▶ WHAT IS EXPECTED: The data below should be printed in full, exactly, and without any of its images.

--- --- ---

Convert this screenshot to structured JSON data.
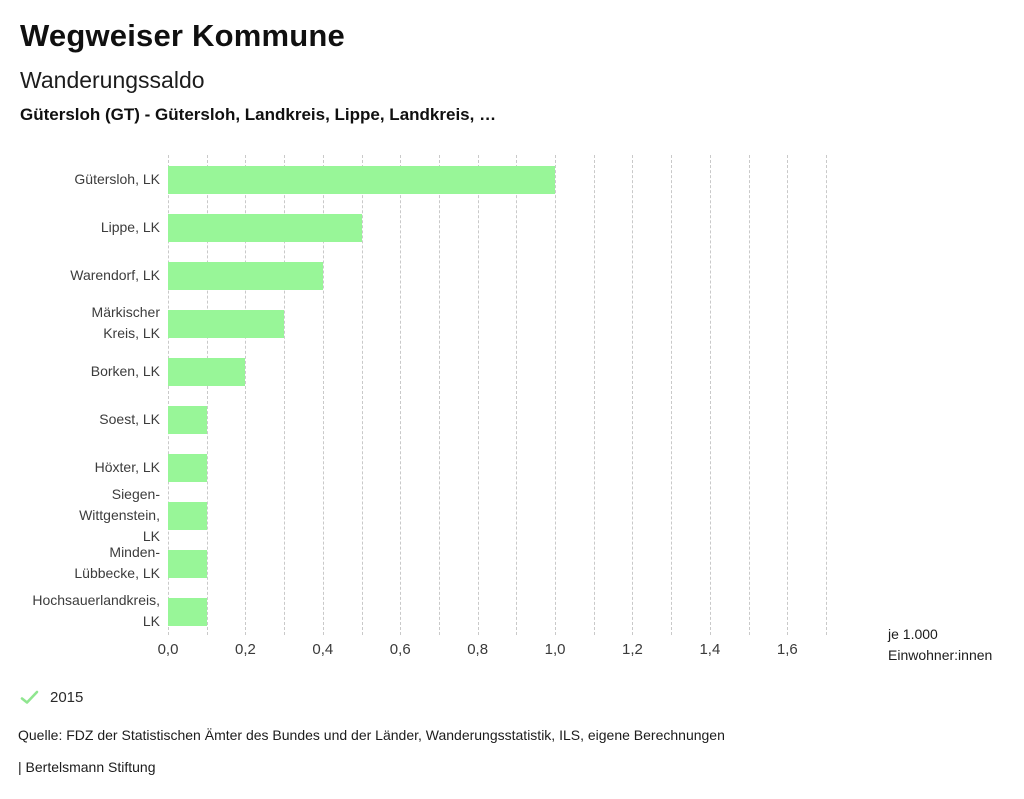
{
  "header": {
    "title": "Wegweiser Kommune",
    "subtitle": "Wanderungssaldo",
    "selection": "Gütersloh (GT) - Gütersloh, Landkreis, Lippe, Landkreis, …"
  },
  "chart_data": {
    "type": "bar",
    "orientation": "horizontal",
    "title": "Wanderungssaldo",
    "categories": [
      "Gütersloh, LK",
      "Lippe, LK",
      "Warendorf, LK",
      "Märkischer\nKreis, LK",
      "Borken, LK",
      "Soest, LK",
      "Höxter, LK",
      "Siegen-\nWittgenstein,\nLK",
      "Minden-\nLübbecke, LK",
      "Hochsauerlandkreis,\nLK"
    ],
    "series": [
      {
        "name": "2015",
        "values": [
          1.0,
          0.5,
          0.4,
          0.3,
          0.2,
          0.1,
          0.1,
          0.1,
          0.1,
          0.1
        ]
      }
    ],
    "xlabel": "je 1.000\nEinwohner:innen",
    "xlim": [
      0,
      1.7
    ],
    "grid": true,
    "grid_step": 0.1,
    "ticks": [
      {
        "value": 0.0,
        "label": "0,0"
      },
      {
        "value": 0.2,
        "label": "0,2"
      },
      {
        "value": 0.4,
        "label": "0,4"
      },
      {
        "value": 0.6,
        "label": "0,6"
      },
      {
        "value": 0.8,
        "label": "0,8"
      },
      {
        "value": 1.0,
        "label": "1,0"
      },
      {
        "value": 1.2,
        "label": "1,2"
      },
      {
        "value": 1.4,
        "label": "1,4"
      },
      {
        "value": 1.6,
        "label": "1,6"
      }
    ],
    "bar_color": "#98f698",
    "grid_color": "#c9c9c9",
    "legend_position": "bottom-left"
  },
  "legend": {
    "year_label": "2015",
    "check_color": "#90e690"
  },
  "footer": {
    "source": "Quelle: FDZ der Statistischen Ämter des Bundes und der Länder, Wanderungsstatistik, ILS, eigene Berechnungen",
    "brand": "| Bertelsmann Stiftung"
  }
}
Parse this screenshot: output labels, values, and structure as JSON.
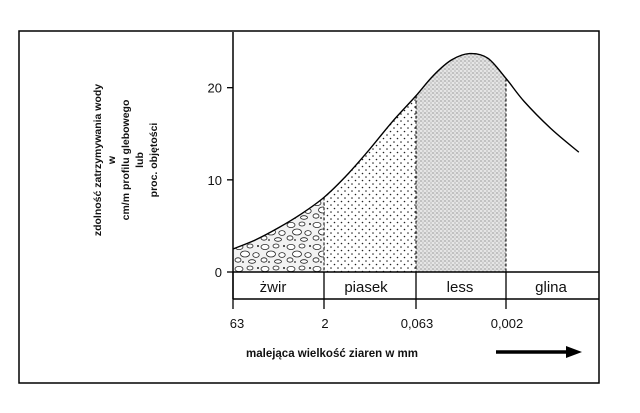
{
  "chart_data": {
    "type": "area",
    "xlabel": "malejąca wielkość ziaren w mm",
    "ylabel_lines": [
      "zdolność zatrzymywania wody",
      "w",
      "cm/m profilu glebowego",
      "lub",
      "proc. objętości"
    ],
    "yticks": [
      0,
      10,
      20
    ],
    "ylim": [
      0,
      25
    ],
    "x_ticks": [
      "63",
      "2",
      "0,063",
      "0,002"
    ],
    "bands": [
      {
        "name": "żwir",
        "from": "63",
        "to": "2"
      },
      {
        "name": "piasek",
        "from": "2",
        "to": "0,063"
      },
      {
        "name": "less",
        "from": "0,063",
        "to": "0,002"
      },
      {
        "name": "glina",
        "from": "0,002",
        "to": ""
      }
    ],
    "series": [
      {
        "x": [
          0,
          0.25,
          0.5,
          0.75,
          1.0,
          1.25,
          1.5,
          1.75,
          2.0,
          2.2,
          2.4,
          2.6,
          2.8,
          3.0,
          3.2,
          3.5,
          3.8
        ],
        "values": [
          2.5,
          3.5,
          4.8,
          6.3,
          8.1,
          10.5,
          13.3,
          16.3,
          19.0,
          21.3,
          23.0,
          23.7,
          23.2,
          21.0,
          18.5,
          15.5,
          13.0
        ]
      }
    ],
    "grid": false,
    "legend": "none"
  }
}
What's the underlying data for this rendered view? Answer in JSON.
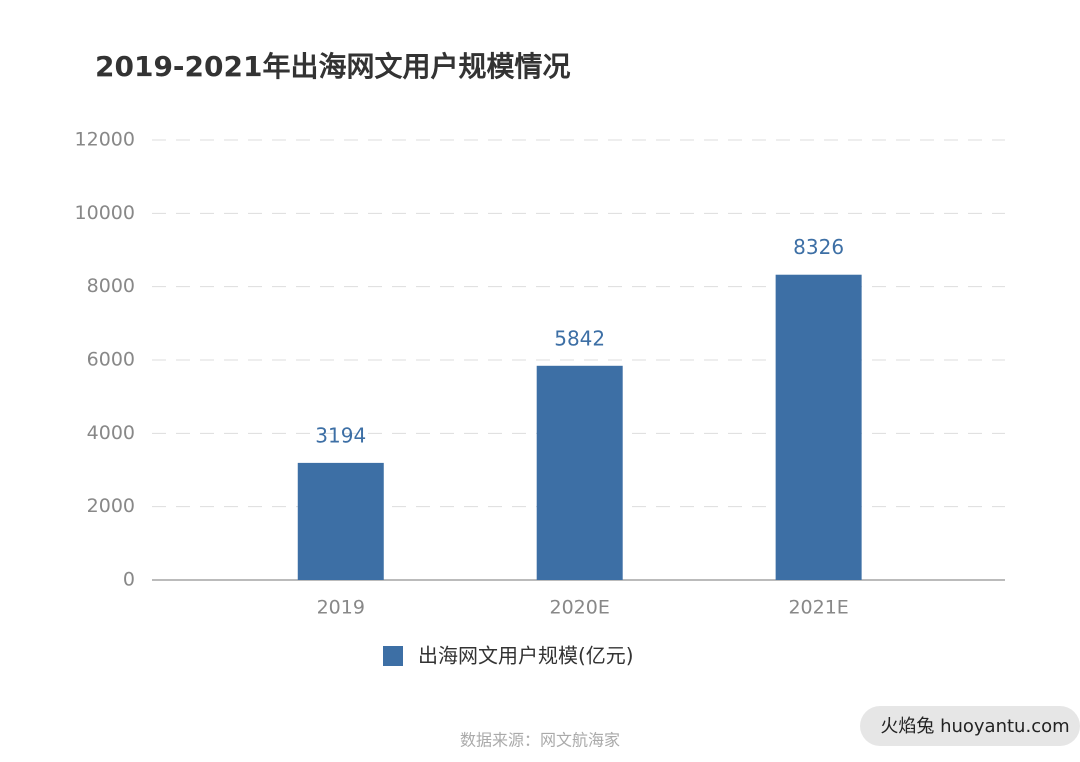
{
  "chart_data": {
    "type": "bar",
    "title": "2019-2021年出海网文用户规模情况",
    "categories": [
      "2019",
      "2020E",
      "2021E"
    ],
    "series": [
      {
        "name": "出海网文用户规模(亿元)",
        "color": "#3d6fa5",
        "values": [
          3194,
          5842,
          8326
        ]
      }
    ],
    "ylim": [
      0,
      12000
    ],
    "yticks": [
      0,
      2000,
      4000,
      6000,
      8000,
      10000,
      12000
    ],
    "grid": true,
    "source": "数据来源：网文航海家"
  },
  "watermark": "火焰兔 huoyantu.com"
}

--- --- ---

▶ FINAL ANSWER:
Convert this screenshot to structured JSON data.
{
  "header": {
    "title": "Wegweiser Kommune",
    "subtitle": "Wanderungssaldo",
    "selection": "Gütersloh (GT) - Gütersloh, Landkreis, Lippe, Landkreis, …"
  },
  "chart_data": {
    "type": "bar",
    "orientation": "horizontal",
    "title": "Wanderungssaldo",
    "categories": [
      "Gütersloh, LK",
      "Lippe, LK",
      "Warendorf, LK",
      "Märkischer\nKreis, LK",
      "Borken, LK",
      "Soest, LK",
      "Höxter, LK",
      "Siegen-\nWittgenstein,\nLK",
      "Minden-\nLübbecke, LK",
      "Hochsauerlandkreis,\nLK"
    ],
    "series": [
      {
        "name": "2015",
        "values": [
          1.0,
          0.5,
          0.4,
          0.3,
          0.2,
          0.1,
          0.1,
          0.1,
          0.1,
          0.1
        ]
      }
    ],
    "xlabel": "je 1.000\nEinwohner:innen",
    "xlim": [
      0,
      1.7
    ],
    "grid": true,
    "grid_step": 0.1,
    "ticks": [
      {
        "value": 0.0,
        "label": "0,0"
      },
      {
        "value": 0.2,
        "label": "0,2"
      },
      {
        "value": 0.4,
        "label": "0,4"
      },
      {
        "value": 0.6,
        "label": "0,6"
      },
      {
        "value": 0.8,
        "label": "0,8"
      },
      {
        "value": 1.0,
        "label": "1,0"
      },
      {
        "value": 1.2,
        "label": "1,2"
      },
      {
        "value": 1.4,
        "label": "1,4"
      },
      {
        "value": 1.6,
        "label": "1,6"
      }
    ],
    "bar_color": "#98f698",
    "grid_color": "#c9c9c9",
    "legend_position": "bottom-left"
  },
  "legend": {
    "year_label": "2015",
    "check_color": "#90e690"
  },
  "footer": {
    "source": "Quelle: FDZ der Statistischen Ämter des Bundes und der Länder, Wanderungsstatistik, ILS, eigene Berechnungen",
    "brand": "| Bertelsmann Stiftung"
  }
}
Parse this screenshot: output labels, values, and structure as JSON.
{
  "chart_data": {
    "type": "area",
    "xlabel": "malejąca wielkość ziaren w mm",
    "ylabel_lines": [
      "zdolność zatrzymywania wody",
      "w",
      "cm/m profilu glebowego",
      "lub",
      "proc. objętości"
    ],
    "yticks": [
      0,
      10,
      20
    ],
    "ylim": [
      0,
      25
    ],
    "x_ticks": [
      "63",
      "2",
      "0,063",
      "0,002"
    ],
    "bands": [
      {
        "name": "żwir",
        "from": "63",
        "to": "2"
      },
      {
        "name": "piasek",
        "from": "2",
        "to": "0,063"
      },
      {
        "name": "less",
        "from": "0,063",
        "to": "0,002"
      },
      {
        "name": "glina",
        "from": "0,002",
        "to": ""
      }
    ],
    "series": [
      {
        "x": [
          0,
          0.25,
          0.5,
          0.75,
          1.0,
          1.25,
          1.5,
          1.75,
          2.0,
          2.2,
          2.4,
          2.6,
          2.8,
          3.0,
          3.2,
          3.5,
          3.8
        ],
        "values": [
          2.5,
          3.5,
          4.8,
          6.3,
          8.1,
          10.5,
          13.3,
          16.3,
          19.0,
          21.3,
          23.0,
          23.7,
          23.2,
          21.0,
          18.5,
          15.5,
          13.0
        ]
      }
    ],
    "grid": false,
    "legend": "none"
  }
}
What's the underlying data for this rendered view? Answer in JSON.
{
  "chart_data": {
    "type": "bar",
    "title": "2019-2021年出海网文用户规模情况",
    "categories": [
      "2019",
      "2020E",
      "2021E"
    ],
    "series": [
      {
        "name": "出海网文用户规模(亿元)",
        "color": "#3d6fa5",
        "values": [
          3194,
          5842,
          8326
        ]
      }
    ],
    "ylim": [
      0,
      12000
    ],
    "yticks": [
      0,
      2000,
      4000,
      6000,
      8000,
      10000,
      12000
    ],
    "grid": true,
    "source": "数据来源：网文航海家"
  },
  "watermark": "火焰兔 huoyantu.com"
}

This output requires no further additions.